**Work to be completed**
Output the records. Match them exactly.

**Dataset content**
________________________________________

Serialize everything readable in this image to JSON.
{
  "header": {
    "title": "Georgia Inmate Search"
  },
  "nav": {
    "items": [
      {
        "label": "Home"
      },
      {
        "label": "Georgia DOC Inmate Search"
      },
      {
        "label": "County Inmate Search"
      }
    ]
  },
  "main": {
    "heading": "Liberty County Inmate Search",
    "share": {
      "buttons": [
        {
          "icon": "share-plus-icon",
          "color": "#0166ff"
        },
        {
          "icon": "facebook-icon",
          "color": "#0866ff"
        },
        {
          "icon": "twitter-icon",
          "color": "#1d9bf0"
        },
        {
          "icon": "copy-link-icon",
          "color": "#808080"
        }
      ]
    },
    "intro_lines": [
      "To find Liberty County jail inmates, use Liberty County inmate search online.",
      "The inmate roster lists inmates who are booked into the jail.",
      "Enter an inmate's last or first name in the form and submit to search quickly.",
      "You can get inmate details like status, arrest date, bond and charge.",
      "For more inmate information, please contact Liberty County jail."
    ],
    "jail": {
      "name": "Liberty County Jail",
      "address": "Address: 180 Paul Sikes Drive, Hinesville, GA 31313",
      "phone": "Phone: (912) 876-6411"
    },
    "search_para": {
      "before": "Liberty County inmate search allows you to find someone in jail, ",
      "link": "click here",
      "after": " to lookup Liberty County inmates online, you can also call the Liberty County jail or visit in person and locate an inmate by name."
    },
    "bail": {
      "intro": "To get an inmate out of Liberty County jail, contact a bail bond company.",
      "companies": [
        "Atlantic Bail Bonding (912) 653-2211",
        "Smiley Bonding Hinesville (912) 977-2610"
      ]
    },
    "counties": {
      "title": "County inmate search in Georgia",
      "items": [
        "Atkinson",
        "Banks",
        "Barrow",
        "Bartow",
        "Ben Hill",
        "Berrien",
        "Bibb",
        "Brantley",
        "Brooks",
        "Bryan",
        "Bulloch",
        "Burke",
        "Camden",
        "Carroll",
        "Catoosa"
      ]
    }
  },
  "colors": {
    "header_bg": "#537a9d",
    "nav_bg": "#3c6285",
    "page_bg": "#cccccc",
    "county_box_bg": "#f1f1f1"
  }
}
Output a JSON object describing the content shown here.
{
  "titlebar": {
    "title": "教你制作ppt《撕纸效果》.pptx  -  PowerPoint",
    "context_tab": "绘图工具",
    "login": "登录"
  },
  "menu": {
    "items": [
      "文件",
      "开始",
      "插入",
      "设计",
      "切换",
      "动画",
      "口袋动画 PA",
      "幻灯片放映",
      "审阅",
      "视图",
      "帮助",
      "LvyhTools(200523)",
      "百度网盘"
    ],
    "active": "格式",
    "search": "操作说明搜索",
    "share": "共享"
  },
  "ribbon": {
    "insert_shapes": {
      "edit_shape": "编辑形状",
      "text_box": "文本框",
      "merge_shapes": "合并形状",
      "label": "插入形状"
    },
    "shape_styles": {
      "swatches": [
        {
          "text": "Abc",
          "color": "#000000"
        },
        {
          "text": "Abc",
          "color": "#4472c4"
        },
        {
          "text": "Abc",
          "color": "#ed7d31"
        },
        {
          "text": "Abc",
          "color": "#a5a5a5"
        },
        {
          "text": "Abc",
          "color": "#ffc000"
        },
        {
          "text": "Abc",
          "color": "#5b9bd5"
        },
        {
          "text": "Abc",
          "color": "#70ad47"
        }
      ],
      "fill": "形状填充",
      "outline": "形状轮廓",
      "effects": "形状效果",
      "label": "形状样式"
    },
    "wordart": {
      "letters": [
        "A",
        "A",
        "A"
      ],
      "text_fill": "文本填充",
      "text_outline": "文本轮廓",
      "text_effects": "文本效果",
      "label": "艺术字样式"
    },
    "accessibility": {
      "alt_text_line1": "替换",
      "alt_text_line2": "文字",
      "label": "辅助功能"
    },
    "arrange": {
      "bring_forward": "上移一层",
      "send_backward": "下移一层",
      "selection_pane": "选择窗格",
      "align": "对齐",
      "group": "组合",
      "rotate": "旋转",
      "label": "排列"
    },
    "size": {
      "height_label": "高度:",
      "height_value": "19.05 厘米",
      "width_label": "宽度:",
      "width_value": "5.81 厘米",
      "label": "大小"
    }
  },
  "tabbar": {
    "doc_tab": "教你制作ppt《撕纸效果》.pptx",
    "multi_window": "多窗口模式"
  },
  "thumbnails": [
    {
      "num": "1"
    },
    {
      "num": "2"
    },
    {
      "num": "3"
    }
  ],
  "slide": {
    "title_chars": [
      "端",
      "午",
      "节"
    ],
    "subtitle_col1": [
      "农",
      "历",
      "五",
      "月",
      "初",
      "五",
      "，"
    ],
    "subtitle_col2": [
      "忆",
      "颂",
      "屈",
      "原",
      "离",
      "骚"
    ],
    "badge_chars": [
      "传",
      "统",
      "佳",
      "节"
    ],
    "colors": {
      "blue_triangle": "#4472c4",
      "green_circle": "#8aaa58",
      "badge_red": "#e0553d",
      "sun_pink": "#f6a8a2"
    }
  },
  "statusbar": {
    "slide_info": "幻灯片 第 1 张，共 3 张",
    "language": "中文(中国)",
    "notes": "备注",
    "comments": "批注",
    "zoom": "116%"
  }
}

________________________________________

**Complete output**
Serialize everything readable in this image to JSON.
{
  "header": {
    "title": "Georgia Inmate Search"
  },
  "nav": {
    "items": [
      {
        "label": "Home"
      },
      {
        "label": "Georgia DOC Inmate Search"
      },
      {
        "label": "County Inmate Search"
      }
    ]
  },
  "main": {
    "heading": "Liberty County Inmate Search",
    "share": {
      "buttons": [
        {
          "icon": "share-plus-icon",
          "color": "#0166ff"
        },
        {
          "icon": "facebook-icon",
          "color": "#0866ff"
        },
        {
          "icon": "twitter-icon",
          "color": "#1d9bf0"
        },
        {
          "icon": "copy-link-icon",
          "color": "#808080"
        }
      ]
    },
    "intro_lines": [
      "To find Liberty County jail inmates, use Liberty County inmate search online.",
      "The inmate roster lists inmates who are booked into the jail.",
      "Enter an inmate's last or first name in the form and submit to search quickly.",
      "You can get inmate details like status, arrest date, bond and charge.",
      "For more inmate information, please contact Liberty County jail."
    ],
    "jail": {
      "name": "Liberty County Jail",
      "address": "Address: 180 Paul Sikes Drive, Hinesville, GA 31313",
      "phone": "Phone: (912) 876-6411"
    },
    "search_para": {
      "before": "Liberty County inmate search allows you to find someone in jail, ",
      "link": "click here",
      "after": " to lookup Liberty County inmates online, you can also call the Liberty County jail or visit in person and locate an inmate by name."
    },
    "bail": {
      "intro": "To get an inmate out of Liberty County jail, contact a bail bond company.",
      "companies": [
        "Atlantic Bail Bonding (912) 653-2211",
        "Smiley Bonding Hinesville (912) 977-2610"
      ]
    },
    "counties": {
      "title": "County inmate search in Georgia",
      "items": [
        "Atkinson",
        "Banks",
        "Barrow",
        "Bartow",
        "Ben Hill",
        "Berrien",
        "Bibb",
        "Brantley",
        "Brooks",
        "Bryan",
        "Bulloch",
        "Burke",
        "Camden",
        "Carroll",
        "Catoosa"
      ]
    }
  },
  "colors": {
    "header_bg": "#537a9d",
    "nav_bg": "#3c6285",
    "page_bg": "#cccccc",
    "county_box_bg": "#f1f1f1"
  }
}
Output a JSON object describing the content shown here.
{
  "titlebar": {
    "title": "教你制作ppt《撕纸效果》.pptx  -  PowerPoint",
    "context_tab": "绘图工具",
    "login": "登录"
  },
  "menu": {
    "items": [
      "文件",
      "开始",
      "插入",
      "设计",
      "切换",
      "动画",
      "口袋动画 PA",
      "幻灯片放映",
      "审阅",
      "视图",
      "帮助",
      "LvyhTools(200523)",
      "百度网盘"
    ],
    "active": "格式",
    "search": "操作说明搜索",
    "share": "共享"
  },
  "ribbon": {
    "insert_shapes": {
      "edit_shape": "编辑形状",
      "text_box": "文本框",
      "merge_shapes": "合并形状",
      "label": "插入形状"
    },
    "shape_styles": {
      "swatches": [
        {
          "text": "Abc",
          "color": "#000000"
        },
        {
          "text": "Abc",
          "color": "#4472c4"
        },
        {
          "text": "Abc",
          "color": "#ed7d31"
        },
        {
          "text": "Abc",
          "color": "#a5a5a5"
        },
        {
          "text": "Abc",
          "color": "#ffc000"
        },
        {
          "text": "Abc",
          "color": "#5b9bd5"
        },
        {
          "text": "Abc",
          "color": "#70ad47"
        }
      ],
      "fill": "形状填充",
      "outline": "形状轮廓",
      "effects": "形状效果",
      "label": "形状样式"
    },
    "wordart": {
      "letters": [
        "A",
        "A",
        "A"
      ],
      "text_fill": "文本填充",
      "text_outline": "文本轮廓",
      "text_effects": "文本效果",
      "label": "艺术字样式"
    },
    "accessibility": {
      "alt_text_line1": "替换",
      "alt_text_line2": "文字",
      "label": "辅助功能"
    },
    "arrange": {
      "bring_forward": "上移一层",
      "send_backward": "下移一层",
      "selection_pane": "选择窗格",
      "align": "对齐",
      "group": "组合",
      "rotate": "旋转",
      "label": "排列"
    },
    "size": {
      "height_label": "高度:",
      "height_value": "19.05 厘米",
      "width_label": "宽度:",
      "width_value": "5.81 厘米",
      "label": "大小"
    }
  },
  "tabbar": {
    "doc_tab": "教你制作ppt《撕纸效果》.pptx",
    "multi_window": "多窗口模式"
  },
  "thumbnails": [
    {
      "num": "1"
    },
    {
      "num": "2"
    },
    {
      "num": "3"
    }
  ],
  "slide": {
    "title_chars": [
      "端",
      "午",
      "节"
    ],
    "subtitle_col1": [
      "农",
      "历",
      "五",
      "月",
      "初",
      "五",
      "，"
    ],
    "subtitle_col2": [
      "忆",
      "颂",
      "屈",
      "原",
      "离",
      "骚"
    ],
    "badge_chars": [
      "传",
      "统",
      "佳",
      "节"
    ],
    "colors": {
      "blue_triangle": "#4472c4",
      "green_circle": "#8aaa58",
      "badge_red": "#e0553d",
      "sun_pink": "#f6a8a2"
    }
  },
  "statusbar": {
    "slide_info": "幻灯片 第 1 张，共 3 张",
    "language": "中文(中国)",
    "notes": "备注",
    "comments": "批注",
    "zoom": "116%"
  }
}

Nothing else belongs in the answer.